• _WRITTEN EXERCISE_
Copy each line of the material below that includes the string "JSON".

• _Extracted data entries_
Start

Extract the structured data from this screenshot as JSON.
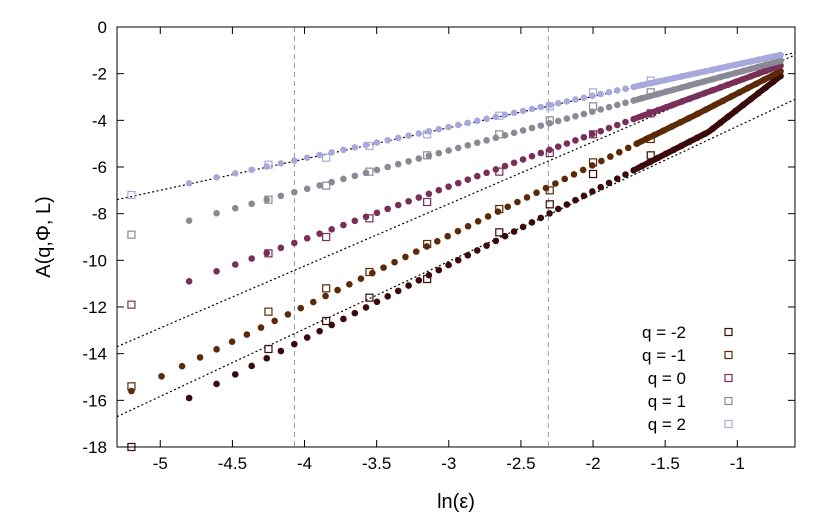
{
  "chart_data": {
    "type": "scatter",
    "xlabel": "ln(ε)",
    "ylabel": "A(q,Φ, L)",
    "xlim": [
      -5.3,
      -0.6
    ],
    "ylim": [
      -18,
      0
    ],
    "xticks": [
      -5,
      -4.5,
      -4,
      -3.5,
      -3,
      -2.5,
      -2,
      -1.5,
      -1
    ],
    "yticks": [
      0,
      -2,
      -4,
      -6,
      -8,
      -10,
      -12,
      -14,
      -16,
      -18
    ],
    "xtick_labels": [
      "-5",
      "-4.5",
      "-4",
      "-3.5",
      "-3",
      "-2.5",
      "-2",
      "-1.5",
      "-1"
    ],
    "ytick_labels": [
      "0",
      "-2",
      "-4",
      "-6",
      "-8",
      "-10",
      "-12",
      "-14",
      "-16",
      "-18"
    ],
    "grid": false,
    "legend_position": "bottom-right",
    "vertical_reference_lines": [
      -4.07,
      -2.31
    ],
    "colors": {
      "q=-2": "#3a0a0a",
      "q=-1": "#5c2a08",
      "q=0": "#7a2e5a",
      "q=1": "#8a8a96",
      "q=2": "#a8a8dd",
      "fit": "#000000",
      "reference": "#999999"
    },
    "series": [
      {
        "name": "q = -2",
        "color": "#3a0a0a",
        "square_points": [
          [
            -5.2,
            -18.0
          ],
          [
            -4.25,
            -13.8
          ],
          [
            -3.85,
            -12.6
          ],
          [
            -3.55,
            -11.6
          ],
          [
            -3.15,
            -10.8
          ],
          [
            -2.65,
            -8.8
          ],
          [
            -2.3,
            -7.6
          ],
          [
            -2.0,
            -6.3
          ],
          [
            -1.6,
            -5.5
          ]
        ],
        "dot_range": [
          -4.8,
          -0.7
        ],
        "dot_y_endpoints": [
          -15.9,
          -2.1
        ],
        "dot_bend": {
          "x": -1.2,
          "y": -4.5
        }
      },
      {
        "name": "q = -1",
        "color": "#5c2a08",
        "square_points": [
          [
            -5.2,
            -15.4
          ],
          [
            -4.25,
            -12.2
          ],
          [
            -3.85,
            -11.2
          ],
          [
            -3.55,
            -10.5
          ],
          [
            -3.15,
            -9.3
          ],
          [
            -2.65,
            -7.8
          ],
          [
            -2.3,
            -7.0
          ],
          [
            -2.0,
            -5.8
          ],
          [
            -1.6,
            -4.8
          ]
        ],
        "dot_range": [
          -5.2,
          -0.7
        ],
        "dot_y_endpoints": [
          -15.6,
          -1.9
        ],
        "dot_bend": {
          "x": -1.3,
          "y": -3.8
        }
      },
      {
        "name": "q = 0",
        "color": "#7a2e5a",
        "square_points": [
          [
            -5.2,
            -11.9
          ],
          [
            -4.25,
            -9.7
          ],
          [
            -3.85,
            -9.0
          ],
          [
            -3.55,
            -8.2
          ],
          [
            -3.15,
            -7.5
          ],
          [
            -2.65,
            -6.2
          ],
          [
            -2.3,
            -5.4
          ],
          [
            -2.0,
            -4.6
          ],
          [
            -1.6,
            -3.7
          ]
        ],
        "dot_range": [
          -4.8,
          -0.7
        ],
        "dot_y_endpoints": [
          -10.9,
          -1.65
        ]
      },
      {
        "name": "q = 1",
        "color": "#8a8a96",
        "square_points": [
          [
            -5.2,
            -8.9
          ],
          [
            -4.25,
            -7.4
          ],
          [
            -3.85,
            -6.8
          ],
          [
            -3.55,
            -6.2
          ],
          [
            -3.15,
            -5.5
          ],
          [
            -2.65,
            -4.6
          ],
          [
            -2.3,
            -4.0
          ],
          [
            -2.0,
            -3.4
          ],
          [
            -1.6,
            -2.8
          ]
        ],
        "dot_range": [
          -4.8,
          -0.7
        ],
        "dot_y_endpoints": [
          -8.3,
          -1.45
        ]
      },
      {
        "name": "q = 2",
        "color": "#a8a8dd",
        "square_points": [
          [
            -5.2,
            -7.2
          ],
          [
            -4.25,
            -5.9
          ],
          [
            -3.85,
            -5.6
          ],
          [
            -3.55,
            -5.1
          ],
          [
            -3.15,
            -4.6
          ],
          [
            -2.65,
            -3.8
          ],
          [
            -2.3,
            -3.4
          ],
          [
            -2.0,
            -2.8
          ],
          [
            -1.6,
            -2.3
          ]
        ],
        "dot_range": [
          -4.8,
          -0.7
        ],
        "dot_y_endpoints": [
          -6.7,
          -1.2
        ]
      }
    ],
    "fit_lines": [
      {
        "x": [
          -5.3,
          -0.6
        ],
        "y": [
          -16.7,
          -3.1
        ]
      },
      {
        "x": [
          -5.3,
          -0.6
        ],
        "y": [
          -13.7,
          -1.2
        ]
      },
      {
        "x": [
          -5.3,
          -0.6
        ],
        "y": [
          -7.4,
          -1.1
        ]
      }
    ]
  }
}
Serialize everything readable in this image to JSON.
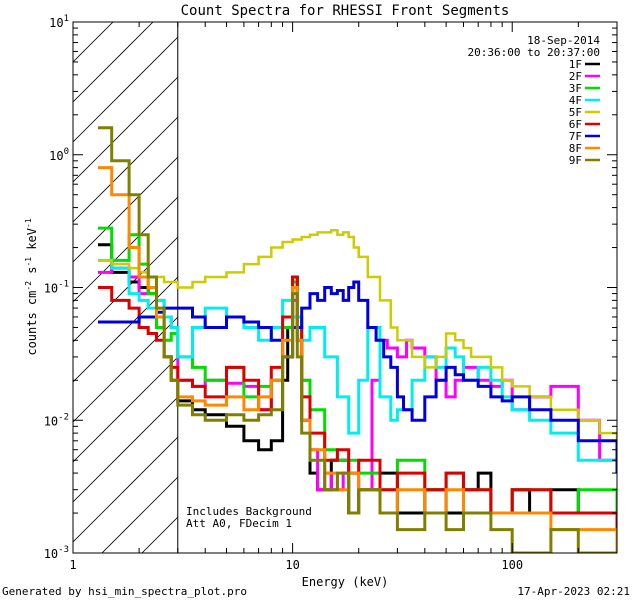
{
  "chart_data": {
    "type": "line",
    "title": "Count Spectra for RHESSI Front Segments",
    "xlabel": "Energy (keV)",
    "ylabel_main": "counts cm",
    "ylabel_sup1": "-2",
    "ylabel_mid": " s",
    "ylabel_sup2": "-1",
    "ylabel_tail": " keV",
    "ylabel_sup3": "-1",
    "xscale": "log",
    "yscale": "log",
    "xlim": [
      1,
      300
    ],
    "ylim": [
      0.001,
      10
    ],
    "x_ticks": [
      {
        "v": 1,
        "label": "1"
      },
      {
        "v": 10,
        "label": "10"
      },
      {
        "v": 100,
        "label": "100"
      }
    ],
    "y_ticks": [
      {
        "base": "10",
        "exp": "1"
      },
      {
        "base": "10",
        "exp": "0"
      },
      {
        "base": "10",
        "exp": "-1"
      },
      {
        "base": "10",
        "exp": "-2"
      },
      {
        "base": "10",
        "exp": "-3"
      }
    ],
    "excluded_region": {
      "x": [
        1,
        3
      ]
    },
    "date": "18-Sep-2014",
    "time_range": "20:36:00 to 20:37:00",
    "notes": [
      "Includes Background",
      "Att A0, FDecim 1"
    ],
    "series": [
      {
        "name": "1F",
        "color": "#000000",
        "width": 3.0,
        "x": [
          1.3,
          1.5,
          1.8,
          2.0,
          2.2,
          2.4,
          2.6,
          2.8,
          3.0,
          3.5,
          4,
          5,
          6,
          7,
          8,
          9,
          9.5,
          10,
          10.5,
          11,
          12,
          13,
          15,
          18,
          20,
          25,
          30,
          40,
          50,
          60,
          70,
          80,
          100,
          120,
          150,
          200,
          250,
          300
        ],
        "y": [
          0.21,
          0.13,
          0.11,
          0.1,
          0.09,
          0.06,
          0.03,
          0.02,
          0.014,
          0.012,
          0.011,
          0.009,
          0.007,
          0.006,
          0.007,
          0.02,
          0.05,
          0.12,
          0.04,
          0.01,
          0.004,
          0.003,
          0.005,
          0.002,
          0.003,
          0.004,
          0.002,
          0.003,
          0.002,
          0.003,
          0.004,
          0.002,
          0.003,
          0.002,
          0.003,
          0.002,
          0.002,
          0.0015
        ]
      },
      {
        "name": "2F",
        "color": "#ff00ff",
        "width": 3.0,
        "x": [
          1.3,
          1.5,
          1.8,
          2.0,
          2.2,
          2.4,
          2.6,
          2.8,
          3.0,
          3.5,
          4,
          5,
          6,
          7,
          8,
          9,
          10,
          10.5,
          11,
          12,
          13,
          14,
          15,
          17,
          20,
          23,
          25,
          27,
          30,
          33,
          35,
          40,
          45,
          50,
          55,
          60,
          70,
          80,
          90,
          100,
          120,
          150,
          200,
          250,
          300
        ],
        "y": [
          0.13,
          0.14,
          0.12,
          0.09,
          0.1,
          0.08,
          0.06,
          0.05,
          0.02,
          0.018,
          0.02,
          0.019,
          0.018,
          0.012,
          0.02,
          0.03,
          0.08,
          0.06,
          0.02,
          0.006,
          0.003,
          0.004,
          0.003,
          0.004,
          0.003,
          0.02,
          0.04,
          0.035,
          0.03,
          0.04,
          0.035,
          0.03,
          0.02,
          0.015,
          0.02,
          0.025,
          0.02,
          0.018,
          0.02,
          0.012,
          0.015,
          0.018,
          0.01,
          0.005,
          0.004
        ]
      },
      {
        "name": "3F",
        "color": "#00dd00",
        "width": 3.0,
        "x": [
          1.3,
          1.5,
          1.8,
          2.0,
          2.2,
          2.4,
          2.6,
          2.8,
          3.0,
          3.5,
          4,
          5,
          6,
          7,
          8,
          9,
          10,
          10.5,
          11,
          12,
          14,
          16,
          20,
          25,
          30,
          40,
          50,
          60,
          80,
          100,
          150,
          200,
          300
        ],
        "y": [
          0.28,
          0.16,
          0.25,
          0.15,
          0.09,
          0.05,
          0.04,
          0.045,
          0.03,
          0.025,
          0.02,
          0.025,
          0.015,
          0.018,
          0.02,
          0.05,
          0.11,
          0.05,
          0.02,
          0.012,
          0.006,
          0.005,
          0.004,
          0.003,
          0.005,
          0.003,
          0.004,
          0.003,
          0.002,
          0.003,
          0.002,
          0.003,
          0.002
        ]
      },
      {
        "name": "4F",
        "color": "#00eeee",
        "width": 3.0,
        "x": [
          1.3,
          1.5,
          1.8,
          2.0,
          2.2,
          2.4,
          2.6,
          2.8,
          3.0,
          3.5,
          4,
          5,
          6,
          7,
          8,
          9,
          10,
          11,
          12,
          14,
          16,
          18,
          20,
          22,
          25,
          28,
          30,
          35,
          40,
          45,
          50,
          55,
          60,
          70,
          80,
          90,
          100,
          120,
          150,
          200
        ],
        "y": [
          0.16,
          0.14,
          0.09,
          0.08,
          0.07,
          0.08,
          0.06,
          0.05,
          0.03,
          0.05,
          0.07,
          0.06,
          0.05,
          0.04,
          0.05,
          0.08,
          0.06,
          0.04,
          0.05,
          0.03,
          0.015,
          0.008,
          0.02,
          0.05,
          0.015,
          0.01,
          0.012,
          0.02,
          0.03,
          0.025,
          0.035,
          0.03,
          0.02,
          0.025,
          0.02,
          0.015,
          0.012,
          0.01,
          0.008,
          0.005
        ]
      },
      {
        "name": "5F",
        "color": "#cccc00",
        "width": 2.5,
        "x": [
          1.3,
          1.5,
          1.8,
          2.0,
          2.2,
          2.4,
          2.6,
          2.8,
          3.0,
          3.5,
          4,
          5,
          6,
          7,
          8,
          9,
          10,
          11,
          12,
          13,
          14,
          15,
          16,
          17,
          18,
          19,
          20,
          22,
          25,
          28,
          30,
          35,
          40,
          45,
          50,
          55,
          60,
          65,
          70,
          80,
          90,
          100,
          120,
          150,
          200,
          250,
          300
        ],
        "y": [
          0.16,
          0.15,
          0.14,
          0.13,
          0.12,
          0.12,
          0.11,
          0.11,
          0.1,
          0.11,
          0.12,
          0.13,
          0.15,
          0.17,
          0.2,
          0.22,
          0.23,
          0.24,
          0.25,
          0.26,
          0.26,
          0.27,
          0.25,
          0.26,
          0.24,
          0.2,
          0.17,
          0.12,
          0.08,
          0.05,
          0.04,
          0.03,
          0.025,
          0.03,
          0.045,
          0.04,
          0.035,
          0.03,
          0.03,
          0.025,
          0.02,
          0.018,
          0.015,
          0.012,
          0.01,
          0.008,
          0.006
        ]
      },
      {
        "name": "6F",
        "color": "#dd0000",
        "width": 3.0,
        "x": [
          1.3,
          1.5,
          1.8,
          2.0,
          2.2,
          2.4,
          2.6,
          2.8,
          3.0,
          3.5,
          4,
          5,
          6,
          7,
          8,
          9,
          10,
          10.5,
          11,
          12,
          14,
          16,
          18,
          20,
          25,
          30,
          40,
          50,
          60,
          80,
          100,
          150,
          200,
          300
        ],
        "y": [
          0.1,
          0.08,
          0.07,
          0.05,
          0.045,
          0.04,
          0.03,
          0.025,
          0.02,
          0.018,
          0.015,
          0.025,
          0.02,
          0.012,
          0.025,
          0.06,
          0.12,
          0.05,
          0.015,
          0.008,
          0.005,
          0.006,
          0.004,
          0.005,
          0.003,
          0.004,
          0.003,
          0.004,
          0.003,
          0.002,
          0.003,
          0.002,
          0.002,
          0.0015
        ]
      },
      {
        "name": "7F",
        "color": "#0000dd",
        "width": 3.0,
        "x": [
          1.3,
          1.5,
          1.8,
          2.0,
          2.2,
          2.4,
          2.6,
          2.8,
          3.0,
          3.5,
          4,
          5,
          6,
          7,
          8,
          9,
          10,
          11,
          12,
          13,
          14,
          15,
          16,
          17,
          18,
          19,
          20,
          22,
          24,
          26,
          28,
          30,
          32,
          35,
          40,
          45,
          50,
          55,
          60,
          70,
          80,
          90,
          100,
          120,
          150,
          200,
          300
        ],
        "y": [
          0.055,
          0.055,
          0.055,
          0.06,
          0.06,
          0.065,
          0.07,
          0.07,
          0.07,
          0.06,
          0.05,
          0.06,
          0.055,
          0.05,
          0.04,
          0.03,
          0.05,
          0.07,
          0.09,
          0.08,
          0.1,
          0.09,
          0.095,
          0.08,
          0.1,
          0.11,
          0.08,
          0.05,
          0.04,
          0.03,
          0.025,
          0.015,
          0.012,
          0.01,
          0.015,
          0.02,
          0.025,
          0.022,
          0.02,
          0.018,
          0.015,
          0.014,
          0.015,
          0.012,
          0.01,
          0.007,
          0.004
        ]
      },
      {
        "name": "8F",
        "color": "#ff8800",
        "width": 3.0,
        "x": [
          1.3,
          1.5,
          1.8,
          2.0,
          2.2,
          2.4,
          2.6,
          2.8,
          3.0,
          3.5,
          4,
          5,
          6,
          7,
          8,
          9,
          10,
          10.5,
          11,
          12,
          14,
          16,
          18,
          20,
          25,
          30,
          40,
          50,
          60,
          80,
          100,
          150,
          200,
          300
        ],
        "y": [
          0.8,
          0.5,
          0.2,
          0.12,
          0.1,
          0.06,
          0.03,
          0.02,
          0.015,
          0.014,
          0.013,
          0.015,
          0.012,
          0.015,
          0.02,
          0.04,
          0.1,
          0.04,
          0.01,
          0.006,
          0.004,
          0.003,
          0.004,
          0.003,
          0.002,
          0.003,
          0.002,
          0.003,
          0.002,
          0.002,
          0.002,
          0.0015,
          0.0015,
          0.001
        ]
      },
      {
        "name": "9F",
        "color": "#808000",
        "width": 3.0,
        "x": [
          1.3,
          1.5,
          1.8,
          2.0,
          2.2,
          2.4,
          2.6,
          2.8,
          3.0,
          3.5,
          4,
          5,
          6,
          7,
          8,
          9,
          10,
          10.5,
          11,
          12,
          14,
          16,
          18,
          20,
          25,
          30,
          40,
          50,
          60,
          80,
          100,
          150,
          200,
          300
        ],
        "y": [
          1.6,
          0.9,
          0.5,
          0.25,
          0.12,
          0.07,
          0.03,
          0.02,
          0.013,
          0.011,
          0.01,
          0.011,
          0.01,
          0.011,
          0.012,
          0.03,
          0.09,
          0.03,
          0.008,
          0.005,
          0.003,
          0.004,
          0.002,
          0.003,
          0.002,
          0.0015,
          0.002,
          0.0015,
          0.002,
          0.0015,
          0.001,
          0.0015,
          0.001,
          0.001
        ]
      }
    ]
  },
  "footer": {
    "generated_by": "Generated by hsi_min_spectra_plot.pro",
    "timestamp": "17-Apr-2023 02:21"
  }
}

End

• _TASK OUTPUT_
Extract the structured data from this screenshot as JSON.
Serialize everything readable in this image to JSON.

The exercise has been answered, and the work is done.